■ Exercise ■
Find the lines in these entries that include the word "color" and state how many there are, with no other words.

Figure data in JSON
___

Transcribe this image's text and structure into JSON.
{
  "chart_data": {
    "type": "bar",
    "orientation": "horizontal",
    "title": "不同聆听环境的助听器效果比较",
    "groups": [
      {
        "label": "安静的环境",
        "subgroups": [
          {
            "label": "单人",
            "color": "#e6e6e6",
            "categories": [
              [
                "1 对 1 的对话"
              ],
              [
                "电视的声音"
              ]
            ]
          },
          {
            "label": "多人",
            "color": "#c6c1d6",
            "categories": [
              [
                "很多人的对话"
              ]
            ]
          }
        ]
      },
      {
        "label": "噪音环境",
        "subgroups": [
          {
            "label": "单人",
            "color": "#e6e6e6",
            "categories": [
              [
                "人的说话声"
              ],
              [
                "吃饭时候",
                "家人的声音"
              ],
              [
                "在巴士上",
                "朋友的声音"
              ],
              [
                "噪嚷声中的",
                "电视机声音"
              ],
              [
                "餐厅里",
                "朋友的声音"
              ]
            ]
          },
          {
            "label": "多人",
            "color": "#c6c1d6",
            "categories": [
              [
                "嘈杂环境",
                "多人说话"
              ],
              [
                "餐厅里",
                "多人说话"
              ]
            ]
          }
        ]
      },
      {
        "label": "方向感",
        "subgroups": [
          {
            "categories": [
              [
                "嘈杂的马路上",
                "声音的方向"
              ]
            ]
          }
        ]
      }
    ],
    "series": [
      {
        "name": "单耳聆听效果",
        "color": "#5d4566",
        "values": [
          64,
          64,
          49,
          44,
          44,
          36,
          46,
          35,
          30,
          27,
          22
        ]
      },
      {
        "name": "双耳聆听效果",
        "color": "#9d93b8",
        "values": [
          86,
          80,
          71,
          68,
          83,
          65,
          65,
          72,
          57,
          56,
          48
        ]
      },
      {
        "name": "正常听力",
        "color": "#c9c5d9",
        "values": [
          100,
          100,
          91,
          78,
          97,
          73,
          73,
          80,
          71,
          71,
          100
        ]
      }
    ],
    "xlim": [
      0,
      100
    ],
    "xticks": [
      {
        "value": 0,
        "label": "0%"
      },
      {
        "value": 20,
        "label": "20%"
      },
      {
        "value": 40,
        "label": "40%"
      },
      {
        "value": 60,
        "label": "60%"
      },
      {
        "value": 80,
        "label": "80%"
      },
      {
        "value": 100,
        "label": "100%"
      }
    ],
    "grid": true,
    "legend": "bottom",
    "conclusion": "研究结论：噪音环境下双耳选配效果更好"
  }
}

___

■ Complete response ■
7